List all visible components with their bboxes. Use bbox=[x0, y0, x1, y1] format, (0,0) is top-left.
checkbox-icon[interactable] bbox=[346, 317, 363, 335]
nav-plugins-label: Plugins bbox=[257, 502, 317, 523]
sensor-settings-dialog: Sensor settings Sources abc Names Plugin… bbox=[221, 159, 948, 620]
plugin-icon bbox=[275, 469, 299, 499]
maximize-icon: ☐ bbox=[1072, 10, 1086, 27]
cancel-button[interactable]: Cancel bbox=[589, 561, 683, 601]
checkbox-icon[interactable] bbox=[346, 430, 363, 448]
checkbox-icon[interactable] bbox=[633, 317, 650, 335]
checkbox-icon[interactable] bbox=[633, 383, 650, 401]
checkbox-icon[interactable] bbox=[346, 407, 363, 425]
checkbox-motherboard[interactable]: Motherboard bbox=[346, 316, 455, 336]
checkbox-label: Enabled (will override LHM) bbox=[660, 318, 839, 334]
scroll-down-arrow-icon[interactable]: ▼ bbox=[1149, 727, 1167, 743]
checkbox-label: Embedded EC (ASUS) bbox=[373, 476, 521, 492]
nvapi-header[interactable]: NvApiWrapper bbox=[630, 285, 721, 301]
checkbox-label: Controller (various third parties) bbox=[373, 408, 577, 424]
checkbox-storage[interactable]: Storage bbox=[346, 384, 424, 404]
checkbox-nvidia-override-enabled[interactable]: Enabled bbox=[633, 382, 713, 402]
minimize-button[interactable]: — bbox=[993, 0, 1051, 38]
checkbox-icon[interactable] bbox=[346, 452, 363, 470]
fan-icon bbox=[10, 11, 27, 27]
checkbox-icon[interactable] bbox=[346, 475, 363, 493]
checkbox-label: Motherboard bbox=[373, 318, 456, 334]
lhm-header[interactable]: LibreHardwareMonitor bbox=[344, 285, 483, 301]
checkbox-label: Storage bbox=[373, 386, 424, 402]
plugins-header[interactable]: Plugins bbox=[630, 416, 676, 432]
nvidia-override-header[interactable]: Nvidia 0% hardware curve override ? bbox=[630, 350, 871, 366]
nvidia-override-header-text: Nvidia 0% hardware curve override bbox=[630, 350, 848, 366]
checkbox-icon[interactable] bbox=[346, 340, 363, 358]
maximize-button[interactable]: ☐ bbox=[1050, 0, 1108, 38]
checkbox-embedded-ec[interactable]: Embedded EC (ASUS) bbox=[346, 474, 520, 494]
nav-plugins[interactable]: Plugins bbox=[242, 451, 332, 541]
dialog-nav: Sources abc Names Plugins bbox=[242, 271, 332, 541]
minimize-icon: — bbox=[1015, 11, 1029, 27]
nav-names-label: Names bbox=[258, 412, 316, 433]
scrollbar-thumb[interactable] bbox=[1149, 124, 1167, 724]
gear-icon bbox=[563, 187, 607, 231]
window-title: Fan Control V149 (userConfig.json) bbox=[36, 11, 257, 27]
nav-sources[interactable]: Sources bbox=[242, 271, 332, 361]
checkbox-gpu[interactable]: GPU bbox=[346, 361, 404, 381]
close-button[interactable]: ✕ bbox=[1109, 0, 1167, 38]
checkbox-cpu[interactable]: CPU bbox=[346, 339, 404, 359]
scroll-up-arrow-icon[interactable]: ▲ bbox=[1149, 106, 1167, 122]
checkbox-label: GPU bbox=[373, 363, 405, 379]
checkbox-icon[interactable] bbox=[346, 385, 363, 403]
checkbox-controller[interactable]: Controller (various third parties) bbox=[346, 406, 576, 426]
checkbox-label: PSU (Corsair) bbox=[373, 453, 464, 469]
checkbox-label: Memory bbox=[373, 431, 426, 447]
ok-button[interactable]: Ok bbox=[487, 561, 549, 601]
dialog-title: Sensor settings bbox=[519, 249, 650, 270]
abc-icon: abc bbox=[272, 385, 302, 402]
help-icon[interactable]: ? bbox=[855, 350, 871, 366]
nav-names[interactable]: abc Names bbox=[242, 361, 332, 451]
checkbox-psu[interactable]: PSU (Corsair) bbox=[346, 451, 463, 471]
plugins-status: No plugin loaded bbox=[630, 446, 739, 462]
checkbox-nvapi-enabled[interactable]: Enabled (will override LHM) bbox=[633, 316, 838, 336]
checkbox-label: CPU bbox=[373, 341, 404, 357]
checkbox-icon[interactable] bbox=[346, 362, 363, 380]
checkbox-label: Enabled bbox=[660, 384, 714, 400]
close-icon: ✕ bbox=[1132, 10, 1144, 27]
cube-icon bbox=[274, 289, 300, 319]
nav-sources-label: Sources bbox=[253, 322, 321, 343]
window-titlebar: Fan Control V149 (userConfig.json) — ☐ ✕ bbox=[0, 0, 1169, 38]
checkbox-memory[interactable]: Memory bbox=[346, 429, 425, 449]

What to do:
Give every line of the items above as a Markdown table with the columns Number and Item, numbering the rows in order and leaving out blank lines.

Finished exercise:
| Number | Item |
|---|---|
| 1 | List all visible components with their bboxes. Use bbox=[x0, y0, x1, y1] format, (0,0) is top-left. |
| 2 | checkbox-icon[interactable] bbox=[346, 317, 363, 335] |
| 3 | nav-plugins-label: Plugins bbox=[257, 502, 317, 523] |
| 4 | sensor-settings-dialog: Sensor settings Sources abc Names Plugin… bbox=[221, 159, 948, 620] |
| 5 | plugin-icon bbox=[275, 469, 299, 499] |
| 6 | maximize-icon: ☐ bbox=[1072, 10, 1086, 27] |
| 7 | cancel-button[interactable]: Cancel bbox=[589, 561, 683, 601] |
| 8 | checkbox-icon[interactable] bbox=[346, 430, 363, 448] |
| 9 | checkbox-icon[interactable] bbox=[633, 317, 650, 335] |
| 10 | checkbox-icon[interactable] bbox=[633, 383, 650, 401] |
| 11 | checkbox-icon[interactable] bbox=[346, 407, 363, 425] |
| 12 | checkbox-motherboard[interactable]: Motherboard bbox=[346, 316, 455, 336] |
| 13 | checkbox-label: Enabled (will override LHM) bbox=[660, 318, 839, 334] |
| 14 | scroll-down-arrow-icon[interactable]: ▼ bbox=[1149, 727, 1167, 743] |
| 15 | checkbox-label: Embedded EC (ASUS) bbox=[373, 476, 521, 492] |
| 16 | nvapi-header[interactable]: NvApiWrapper bbox=[630, 285, 721, 301] |
| 17 | checkbox-label: Controller (various third parties) bbox=[373, 408, 577, 424] |
| 18 | checkbox-storage[interactable]: Storage bbox=[346, 384, 424, 404] |
| 19 | checkbox-nvidia-override-enabled[interactable]: Enabled bbox=[633, 382, 713, 402] |
| 20 | minimize-button[interactable]: — bbox=[993, 0, 1051, 38] |
| 21 | checkbox-icon[interactable] bbox=[346, 452, 363, 470] |
| 22 | fan-icon bbox=[10, 11, 27, 27] |
| 23 | checkbox-icon[interactable] bbox=[346, 475, 363, 493] |
| 24 | checkbox-label: Motherboard bbox=[373, 318, 456, 334] |
| 25 | lhm-header[interactable]: LibreHardwareMonitor bbox=[344, 285, 483, 301] |
| 26 | checkbox-label: Storage bbox=[373, 386, 424, 402] |
| 27 | plugins-header[interactable]: Plugins bbox=[630, 416, 676, 432] |
| 28 | nvidia-override-header[interactable]: Nvidia 0% hardware curve override ? bbox=[630, 350, 871, 366] |
| 29 | nvidia-override-header-text: Nvidia 0% hardware curve override bbox=[630, 350, 848, 366] |
| 30 | checkbox-icon[interactable] bbox=[346, 340, 363, 358] |
| 31 | maximize-button[interactable]: ☐ bbox=[1050, 0, 1108, 38] |
| 32 | checkbox-embedded-ec[interactable]: Embedded EC (ASUS) bbox=[346, 474, 520, 494] |
| 33 | nav-plugins[interactable]: Plugins bbox=[242, 451, 332, 541] |
| 34 | dialog-nav: Sources abc Names Plugins bbox=[242, 271, 332, 541] |
| 35 | minimize-icon: — bbox=[1015, 11, 1029, 27] |
| 36 | nav-names-label: Names bbox=[258, 412, 316, 433] |
| 37 | scrollbar-thumb[interactable] bbox=[1149, 124, 1167, 724] |
| 38 | gear-icon bbox=[563, 187, 607, 231] |
| 39 | window-title: Fan Control V149 (userConfig.json) bbox=[36, 11, 257, 27] |
| 40 | nav-sources[interactable]: Sources bbox=[242, 271, 332, 361] |
| 41 | checkbox-gpu[interactable]: GPU bbox=[346, 361, 404, 381] |
| 42 | close-button[interactable]: ✕ bbox=[1109, 0, 1167, 38] |
| 43 | checkbox-cpu[interactable]: CPU bbox=[346, 339, 404, 359] |
| 44 | scroll-up-arrow-icon[interactable]: ▲ bbox=[1149, 106, 1167, 122] |
| 45 | checkbox-label: GPU bbox=[373, 363, 405, 379] |
| 46 | checkbox-icon[interactable] bbox=[346, 385, 363, 403] |
| 47 | checkbox-controller[interactable]: Controller (various third parties) bbox=[346, 406, 576, 426] |
| 48 | checkbox-label: PSU (Corsair) bbox=[373, 453, 464, 469] |
| 49 | checkbox-label: Memory bbox=[373, 431, 426, 447] |
| 50 | ok-button[interactable]: Ok bbox=[487, 561, 549, 601] |
| 51 | dialog-title: Sensor settings bbox=[519, 249, 650, 270] |
| 52 | abc-icon: abc bbox=[272, 385, 302, 402] |
| 53 | help-icon[interactable]: ? bbox=[855, 350, 871, 366] |
| 54 | nav-names[interactable]: abc Names bbox=[242, 361, 332, 451] |
| 55 | checkbox-psu[interactable]: PSU (Corsair) bbox=[346, 451, 463, 471] |
| 56 | plugins-status: No plugin loaded bbox=[630, 446, 739, 462] |
| 57 | checkbox-nvapi-enabled[interactable]: Enabled (will override LHM) bbox=[633, 316, 838, 336] |
| 58 | checkbox-label: CPU bbox=[373, 341, 404, 357] |
| 59 | checkbox-icon[interactable] bbox=[346, 362, 363, 380] |
| 60 | checkbox-label: Enabled bbox=[660, 384, 714, 400] |
| 61 | close-icon: ✕ bbox=[1132, 10, 1144, 27] |
| 62 | cube-icon bbox=[274, 289, 300, 319] |
| 63 | nav-sources-label: Sources bbox=[253, 322, 321, 343] |
| 64 | window-titlebar: Fan Control V149 (userConfig.json) — ☐ ✕ bbox=[0, 0, 1169, 38] |
| 65 | checkbox-memory[interactable]: Memory bbox=[346, 429, 425, 449] |